**Задания**
(1) Переведите на английский язык предложение из выбранного фрагмента: «Очень важно, кто перед тобой сидит».
(2) Соответствуют ли выбранному фрагменту следующие утверждения? Для каждого ответьте «да» или «нет» и приведите решающие слова фрагмента дословно.
(a) А.М. ни разу не проводил семинаров, на которых шла работа с текстом.
(b) А.М. практиковал формат медленного чтения.
(c) По словам А.М., при большинстве таких форматов думать на семинарах будут 10–20% аудитории.
(3) Верните без изменений часть выбранного фрагмента от слов «Ю.И. То есть» до слов «вы не проводили?».

**Выбранный фрагмент**
--------------------------------------------------
Ю.И. То есть вот таких классических семинаров, когда берется текст, возможно, к нему даются какие-то вопросы или студенты сами формулируют вопросы, — то есть семинаров, на которых просто идет работа с текстом, вы не проводили?
А.М. Нет, почему же, проводил, и очень много раз.
Ю.И. И вы считаете такую форму допустимой – или все-таки нужно все время что-то придумывать? И как вы думаете, когда уместнее классическая форма, а когда надо проявлять креативность – рисовать картинки и так далее?
А.М. Я думаю, это очень сильно зависит от аудитории и от целей, и от факультета в том числе, и от курса. Очень важно, кто перед тобой сидит. Я практиковал формат медленного чтения, когда мы буквально разбирали каждое предложение за предложением, интерпретировали его, пытались понять. Были, разумеется, случаи, когда у меня просто был набор вопросов к тексту, и мы по нему проходилось. Это тоже нормальный формат, но меня эти форматы всегда не очень удовлетворяли, потому что они не очень инклюзивные. Большинство таких форматов предрасполагает к тому, что думать на семинарах будут 10-20% аудитории, а остальные оказываются за бортом. Конечно, может быть, именно эти 20% аудитории и суть те немногие, которые по своему природному складу расположены к философии. Но моя педагогическая цель всегда состояла в том, чтобы включить как можно больше людей в работу на занятиях, – чтобы даже те люди, которым трудно думать, у которых, возможно, проблемы с абстрактным мышлением или которым, возможно, даже говорить со мной некомфортно, – чтобы они, по крайней мере, в своих группах или даже просто в своей голове могли поразмышлять над тем вопросом, который я задал, потому что он им понятен, он как-то связан с их жизнью.
--------------------------------------------------
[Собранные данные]
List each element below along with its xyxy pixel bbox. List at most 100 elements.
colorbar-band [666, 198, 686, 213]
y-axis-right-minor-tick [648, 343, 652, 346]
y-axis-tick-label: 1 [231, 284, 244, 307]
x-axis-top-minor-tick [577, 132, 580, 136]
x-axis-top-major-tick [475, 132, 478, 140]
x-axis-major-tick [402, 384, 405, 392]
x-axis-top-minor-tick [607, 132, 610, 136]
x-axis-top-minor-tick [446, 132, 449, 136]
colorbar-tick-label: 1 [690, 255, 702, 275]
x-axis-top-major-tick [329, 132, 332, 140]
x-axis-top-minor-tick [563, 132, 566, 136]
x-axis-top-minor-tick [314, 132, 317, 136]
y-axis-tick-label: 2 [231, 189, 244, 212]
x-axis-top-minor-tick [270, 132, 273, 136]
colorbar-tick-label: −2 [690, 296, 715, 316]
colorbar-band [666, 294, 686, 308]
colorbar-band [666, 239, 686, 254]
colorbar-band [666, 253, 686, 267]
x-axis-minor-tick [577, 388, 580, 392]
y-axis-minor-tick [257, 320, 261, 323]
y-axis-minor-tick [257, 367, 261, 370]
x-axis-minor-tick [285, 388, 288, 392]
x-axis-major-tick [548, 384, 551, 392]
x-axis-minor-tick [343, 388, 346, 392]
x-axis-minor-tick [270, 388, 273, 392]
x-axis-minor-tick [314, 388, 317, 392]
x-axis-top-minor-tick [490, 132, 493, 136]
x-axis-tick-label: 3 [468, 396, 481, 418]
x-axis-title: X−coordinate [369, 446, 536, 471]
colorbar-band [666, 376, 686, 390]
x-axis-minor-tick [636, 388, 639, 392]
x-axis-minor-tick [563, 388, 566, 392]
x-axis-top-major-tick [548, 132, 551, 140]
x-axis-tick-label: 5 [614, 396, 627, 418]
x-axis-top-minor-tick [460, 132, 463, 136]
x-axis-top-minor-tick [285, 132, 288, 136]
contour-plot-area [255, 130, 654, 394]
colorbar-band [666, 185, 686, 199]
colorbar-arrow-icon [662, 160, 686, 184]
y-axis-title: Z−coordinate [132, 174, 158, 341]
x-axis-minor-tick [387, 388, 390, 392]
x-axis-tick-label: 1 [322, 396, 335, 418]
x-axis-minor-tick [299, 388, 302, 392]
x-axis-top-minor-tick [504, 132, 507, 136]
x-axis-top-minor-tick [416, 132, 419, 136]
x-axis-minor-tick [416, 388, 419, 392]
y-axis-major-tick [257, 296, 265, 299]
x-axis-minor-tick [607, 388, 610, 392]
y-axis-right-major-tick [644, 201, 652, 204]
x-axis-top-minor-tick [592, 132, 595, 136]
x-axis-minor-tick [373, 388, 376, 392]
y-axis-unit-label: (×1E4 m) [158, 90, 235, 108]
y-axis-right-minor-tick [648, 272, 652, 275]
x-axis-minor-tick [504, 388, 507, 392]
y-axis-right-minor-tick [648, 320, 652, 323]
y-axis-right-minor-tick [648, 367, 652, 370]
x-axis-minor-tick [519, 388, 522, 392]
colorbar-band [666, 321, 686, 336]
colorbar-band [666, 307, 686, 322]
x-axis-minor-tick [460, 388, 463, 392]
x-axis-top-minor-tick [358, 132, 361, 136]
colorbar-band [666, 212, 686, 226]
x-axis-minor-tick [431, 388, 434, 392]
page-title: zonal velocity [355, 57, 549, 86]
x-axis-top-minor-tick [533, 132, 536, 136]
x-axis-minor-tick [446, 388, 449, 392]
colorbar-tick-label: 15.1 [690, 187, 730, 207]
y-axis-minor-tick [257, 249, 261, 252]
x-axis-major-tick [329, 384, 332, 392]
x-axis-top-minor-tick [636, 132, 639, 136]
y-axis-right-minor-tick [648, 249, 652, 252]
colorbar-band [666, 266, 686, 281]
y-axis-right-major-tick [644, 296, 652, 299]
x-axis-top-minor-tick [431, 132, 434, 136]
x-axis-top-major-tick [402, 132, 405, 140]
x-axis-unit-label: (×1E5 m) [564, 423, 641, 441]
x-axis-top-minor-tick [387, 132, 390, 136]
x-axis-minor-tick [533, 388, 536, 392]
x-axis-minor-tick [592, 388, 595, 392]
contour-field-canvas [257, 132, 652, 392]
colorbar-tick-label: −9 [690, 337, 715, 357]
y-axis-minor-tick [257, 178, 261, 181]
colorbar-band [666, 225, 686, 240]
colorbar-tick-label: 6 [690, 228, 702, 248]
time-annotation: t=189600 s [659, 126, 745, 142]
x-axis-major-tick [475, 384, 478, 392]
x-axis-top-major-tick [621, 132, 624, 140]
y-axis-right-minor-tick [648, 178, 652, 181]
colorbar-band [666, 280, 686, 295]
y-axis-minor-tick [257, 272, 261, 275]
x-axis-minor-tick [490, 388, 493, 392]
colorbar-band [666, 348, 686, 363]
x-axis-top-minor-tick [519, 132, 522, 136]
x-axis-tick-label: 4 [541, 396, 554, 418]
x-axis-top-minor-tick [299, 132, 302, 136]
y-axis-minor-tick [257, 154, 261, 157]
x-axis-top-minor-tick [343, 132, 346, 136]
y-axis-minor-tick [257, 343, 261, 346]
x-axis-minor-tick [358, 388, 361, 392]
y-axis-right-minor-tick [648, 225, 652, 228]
--------------------------------------------------
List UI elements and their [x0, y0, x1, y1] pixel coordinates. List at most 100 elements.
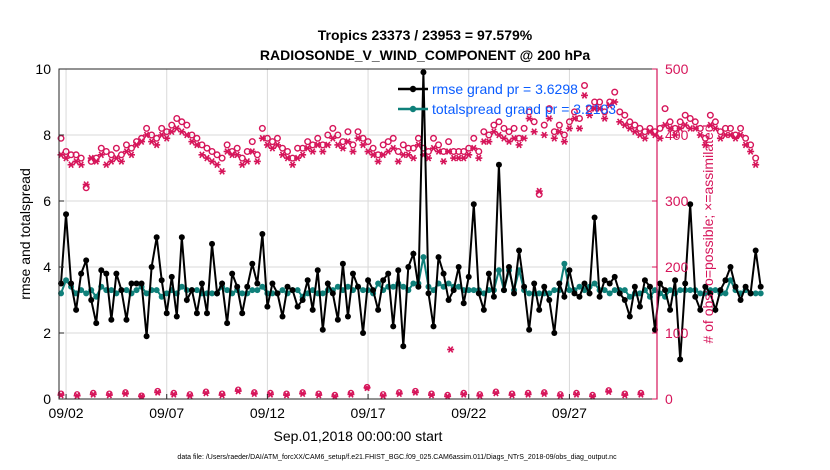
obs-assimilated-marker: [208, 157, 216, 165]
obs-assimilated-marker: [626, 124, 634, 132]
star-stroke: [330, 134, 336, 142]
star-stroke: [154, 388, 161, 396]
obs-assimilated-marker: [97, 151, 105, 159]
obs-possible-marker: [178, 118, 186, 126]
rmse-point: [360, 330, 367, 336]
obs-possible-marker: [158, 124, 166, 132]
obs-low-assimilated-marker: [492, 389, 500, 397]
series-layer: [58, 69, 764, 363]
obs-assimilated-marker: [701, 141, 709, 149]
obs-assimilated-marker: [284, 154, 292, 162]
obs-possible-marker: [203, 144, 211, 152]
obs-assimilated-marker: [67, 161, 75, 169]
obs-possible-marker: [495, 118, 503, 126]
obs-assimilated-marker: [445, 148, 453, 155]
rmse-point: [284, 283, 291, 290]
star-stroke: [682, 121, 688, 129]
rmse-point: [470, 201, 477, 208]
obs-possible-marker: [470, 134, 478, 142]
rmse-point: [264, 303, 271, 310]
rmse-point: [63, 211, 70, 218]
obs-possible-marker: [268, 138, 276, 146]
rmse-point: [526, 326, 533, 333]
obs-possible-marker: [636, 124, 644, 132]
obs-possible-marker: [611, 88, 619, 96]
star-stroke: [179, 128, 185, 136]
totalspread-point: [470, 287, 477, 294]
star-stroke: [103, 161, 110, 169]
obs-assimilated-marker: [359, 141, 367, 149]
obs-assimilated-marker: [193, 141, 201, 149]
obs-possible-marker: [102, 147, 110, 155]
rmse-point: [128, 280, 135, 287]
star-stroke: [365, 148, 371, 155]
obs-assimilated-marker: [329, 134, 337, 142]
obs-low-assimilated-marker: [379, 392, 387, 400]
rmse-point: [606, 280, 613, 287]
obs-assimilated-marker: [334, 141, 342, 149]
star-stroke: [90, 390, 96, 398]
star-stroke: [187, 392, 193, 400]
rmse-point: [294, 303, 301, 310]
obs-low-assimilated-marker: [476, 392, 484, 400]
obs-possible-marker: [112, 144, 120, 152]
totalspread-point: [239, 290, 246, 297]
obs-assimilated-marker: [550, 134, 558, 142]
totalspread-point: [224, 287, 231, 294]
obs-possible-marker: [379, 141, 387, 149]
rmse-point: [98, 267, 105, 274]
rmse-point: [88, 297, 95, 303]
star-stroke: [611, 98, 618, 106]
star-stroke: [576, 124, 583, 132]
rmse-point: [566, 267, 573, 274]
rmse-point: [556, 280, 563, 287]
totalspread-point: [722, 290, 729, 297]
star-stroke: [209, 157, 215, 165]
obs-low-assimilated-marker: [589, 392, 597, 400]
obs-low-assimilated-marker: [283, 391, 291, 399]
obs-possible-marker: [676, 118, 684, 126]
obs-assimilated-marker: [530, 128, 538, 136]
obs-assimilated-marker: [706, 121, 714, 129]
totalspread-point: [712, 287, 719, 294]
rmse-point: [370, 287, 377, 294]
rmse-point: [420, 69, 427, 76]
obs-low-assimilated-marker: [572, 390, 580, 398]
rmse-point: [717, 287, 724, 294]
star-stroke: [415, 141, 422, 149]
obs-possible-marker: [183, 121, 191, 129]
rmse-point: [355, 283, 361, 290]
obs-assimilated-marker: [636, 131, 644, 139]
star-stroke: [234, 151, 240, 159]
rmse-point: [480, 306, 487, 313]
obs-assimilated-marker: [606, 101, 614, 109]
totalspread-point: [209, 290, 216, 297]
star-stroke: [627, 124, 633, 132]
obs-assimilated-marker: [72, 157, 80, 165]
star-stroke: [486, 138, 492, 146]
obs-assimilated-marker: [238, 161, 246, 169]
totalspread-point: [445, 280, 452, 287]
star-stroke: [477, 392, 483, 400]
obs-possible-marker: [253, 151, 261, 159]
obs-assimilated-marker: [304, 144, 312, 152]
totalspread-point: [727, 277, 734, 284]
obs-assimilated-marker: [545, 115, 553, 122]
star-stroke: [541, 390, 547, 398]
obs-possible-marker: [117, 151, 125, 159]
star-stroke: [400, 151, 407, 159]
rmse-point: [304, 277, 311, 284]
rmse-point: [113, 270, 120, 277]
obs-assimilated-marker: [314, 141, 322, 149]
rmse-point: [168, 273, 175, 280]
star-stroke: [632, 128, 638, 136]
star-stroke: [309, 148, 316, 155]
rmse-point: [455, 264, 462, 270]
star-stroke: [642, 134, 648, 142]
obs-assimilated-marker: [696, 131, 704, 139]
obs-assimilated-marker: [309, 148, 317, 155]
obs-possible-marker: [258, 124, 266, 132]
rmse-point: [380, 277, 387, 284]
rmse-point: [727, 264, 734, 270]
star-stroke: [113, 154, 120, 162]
--------------------------------------------------
**Решения задач**
(1) It is very important who is sitting in front of you.

(2)
(a) Нет: «Нет, почему же, проводил, и очень много раз».
(b) Да: «Я практиковал формат медленного чтения».
(c) Да: «Большинство таких форматов предрасполагает к тому, что думать на семинарах будут 10-20% аудитории».

(3)
Ю.И. То есть вот таких классических семинаров, когда берется текст, возможно, к нему даются какие-то вопросы или студенты сами формулируют вопросы, — то есть семинаров, на которых просто идет работа с текстом, вы не проводили?